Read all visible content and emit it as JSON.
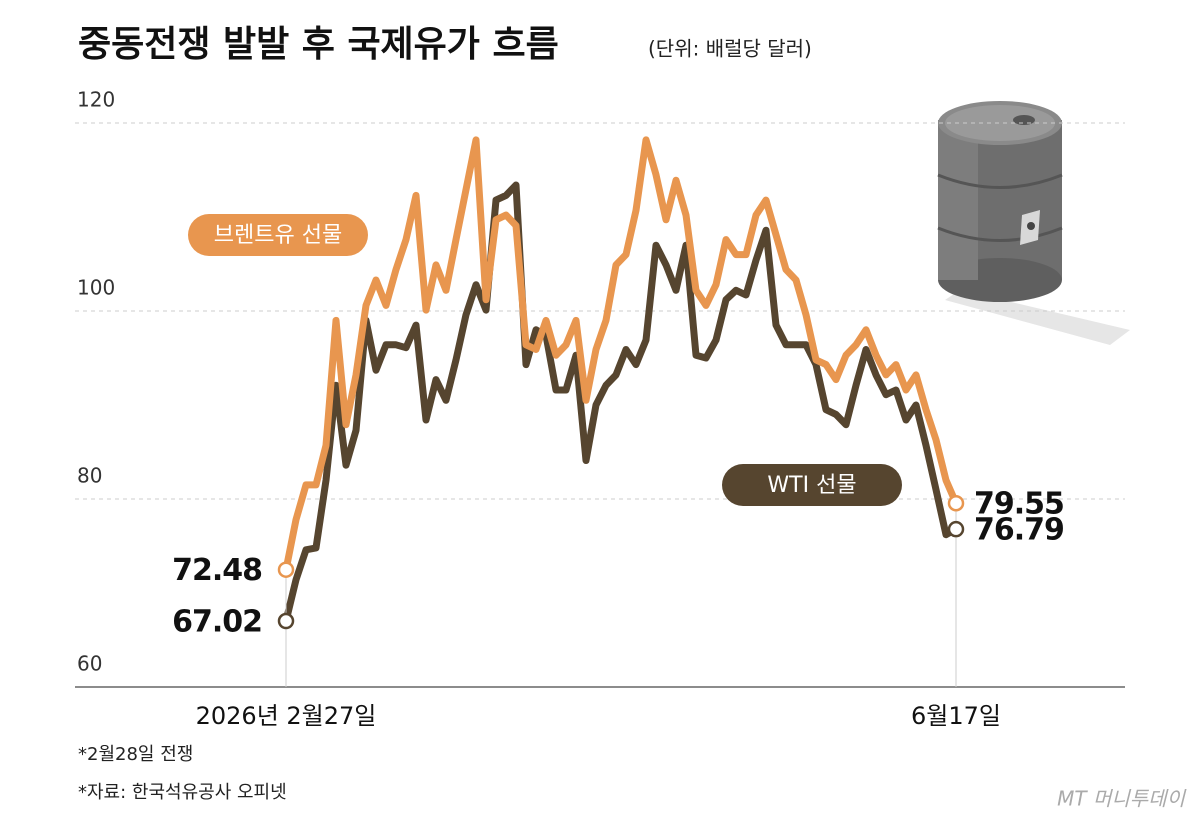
{
  "chart_data": {
    "type": "line",
    "title": "중동전쟁 발발 후 국제유가 흐름",
    "subtitle": "(단위: 배럴당 달러)",
    "notes": [
      "*2월28일 전쟁",
      "*자료: 한국석유공사 오피넷"
    ],
    "source_logo": "MT 머니투데이",
    "categories": [
      "2026년 2월27일",
      null,
      null,
      null,
      null,
      null,
      null,
      null,
      null,
      null,
      null,
      null,
      null,
      null,
      null,
      null,
      null,
      null,
      null,
      null,
      null,
      null,
      null,
      null,
      null,
      null,
      null,
      null,
      null,
      null,
      null,
      null,
      null,
      null,
      null,
      null,
      null,
      null,
      null,
      null,
      null,
      null,
      null,
      null,
      null,
      null,
      null,
      null,
      null,
      null,
      null,
      null,
      null,
      null,
      null,
      null,
      null,
      null,
      null,
      null,
      null,
      null,
      null,
      null,
      null,
      null,
      null,
      "6월17일"
    ],
    "ylim": [
      60,
      120
    ],
    "yticks": [
      60,
      80,
      100,
      120
    ],
    "grid": true,
    "series": [
      {
        "name": "브렌트유 선물",
        "color": "#e8964f",
        "values": [
          72.48,
          77.8,
          81.5,
          81.5,
          85.7,
          99.0,
          87.9,
          93.2,
          100.6,
          103.3,
          100.6,
          104.4,
          107.6,
          112.3,
          100.1,
          104.9,
          102.2,
          107.6,
          112.9,
          118.2,
          101.2,
          109.7,
          110.2,
          109.1,
          96.4,
          95.9,
          99.0,
          95.3,
          96.4,
          99.0,
          90.5,
          95.9,
          99.0,
          104.9,
          106.0,
          110.7,
          118.2,
          114.5,
          109.7,
          113.9,
          110.2,
          102.2,
          100.6,
          102.8,
          107.6,
          106.0,
          106.0,
          110.2,
          111.8,
          108.1,
          104.4,
          103.3,
          99.6,
          94.8,
          94.3,
          92.7,
          95.3,
          96.4,
          98.0,
          95.3,
          93.2,
          94.3,
          91.6,
          93.2,
          89.5,
          86.3,
          82.0,
          79.55
        ]
      },
      {
        "name": "WTI 선물",
        "color": "#56452f",
        "values": [
          67.02,
          71.4,
          74.6,
          74.8,
          82.0,
          92.1,
          83.6,
          87.3,
          99.0,
          93.7,
          96.4,
          96.4,
          96.1,
          98.5,
          88.4,
          92.7,
          90.5,
          94.8,
          99.6,
          102.8,
          100.1,
          111.8,
          112.3,
          113.4,
          94.3,
          98.0,
          97.4,
          91.6,
          91.6,
          95.3,
          84.1,
          90.0,
          92.1,
          93.2,
          95.9,
          94.3,
          96.9,
          107.0,
          104.9,
          102.2,
          107.0,
          95.3,
          95.0,
          96.9,
          101.2,
          102.2,
          101.7,
          105.4,
          108.6,
          98.5,
          96.4,
          96.4,
          96.4,
          94.3,
          89.5,
          89.0,
          87.9,
          92.1,
          95.9,
          93.2,
          91.1,
          91.6,
          88.4,
          90.0,
          85.7,
          81.0,
          76.2,
          76.79
        ]
      }
    ]
  }
}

····················

DO THIS: Verbatim reproduction of every record is required; images are left out.

TASK ANSWER:
Read all visible content and emit it as JSON.
{
  "chart_data": {
    "type": "line",
    "title": "중동전쟁 발발 후 국제유가 흐름",
    "subtitle": "(단위: 배럴당 달러)",
    "notes": [
      "*2월28일 전쟁",
      "*자료: 한국석유공사 오피넷"
    ],
    "source_logo": "MT 머니투데이",
    "categories": [
      "2026년 2월27일",
      null,
      null,
      null,
      null,
      null,
      null,
      null,
      null,
      null,
      null,
      null,
      null,
      null,
      null,
      null,
      null,
      null,
      null,
      null,
      null,
      null,
      null,
      null,
      null,
      null,
      null,
      null,
      null,
      null,
      null,
      null,
      null,
      null,
      null,
      null,
      null,
      null,
      null,
      null,
      null,
      null,
      null,
      null,
      null,
      null,
      null,
      null,
      null,
      null,
      null,
      null,
      null,
      null,
      null,
      null,
      null,
      null,
      null,
      null,
      null,
      null,
      null,
      null,
      null,
      null,
      null,
      "6월17일"
    ],
    "ylim": [
      60,
      120
    ],
    "yticks": [
      60,
      80,
      100,
      120
    ],
    "grid": true,
    "series": [
      {
        "name": "브렌트유 선물",
        "color": "#e8964f",
        "values": [
          72.48,
          77.8,
          81.5,
          81.5,
          85.7,
          99.0,
          87.9,
          93.2,
          100.6,
          103.3,
          100.6,
          104.4,
          107.6,
          112.3,
          100.1,
          104.9,
          102.2,
          107.6,
          112.9,
          118.2,
          101.2,
          109.7,
          110.2,
          109.1,
          96.4,
          95.9,
          99.0,
          95.3,
          96.4,
          99.0,
          90.5,
          95.9,
          99.0,
          104.9,
          106.0,
          110.7,
          118.2,
          114.5,
          109.7,
          113.9,
          110.2,
          102.2,
          100.6,
          102.8,
          107.6,
          106.0,
          106.0,
          110.2,
          111.8,
          108.1,
          104.4,
          103.3,
          99.6,
          94.8,
          94.3,
          92.7,
          95.3,
          96.4,
          98.0,
          95.3,
          93.2,
          94.3,
          91.6,
          93.2,
          89.5,
          86.3,
          82.0,
          79.55
        ]
      },
      {
        "name": "WTI 선물",
        "color": "#56452f",
        "values": [
          67.02,
          71.4,
          74.6,
          74.8,
          82.0,
          92.1,
          83.6,
          87.3,
          99.0,
          93.7,
          96.4,
          96.4,
          96.1,
          98.5,
          88.4,
          92.7,
          90.5,
          94.8,
          99.6,
          102.8,
          100.1,
          111.8,
          112.3,
          113.4,
          94.3,
          98.0,
          97.4,
          91.6,
          91.6,
          95.3,
          84.1,
          90.0,
          92.1,
          93.2,
          95.9,
          94.3,
          96.9,
          107.0,
          104.9,
          102.2,
          107.0,
          95.3,
          95.0,
          96.9,
          101.2,
          102.2,
          101.7,
          105.4,
          108.6,
          98.5,
          96.4,
          96.4,
          96.4,
          94.3,
          89.5,
          89.0,
          87.9,
          92.1,
          95.9,
          93.2,
          91.1,
          91.6,
          88.4,
          90.0,
          85.7,
          81.0,
          76.2,
          76.79
        ]
      }
    ]
  }
}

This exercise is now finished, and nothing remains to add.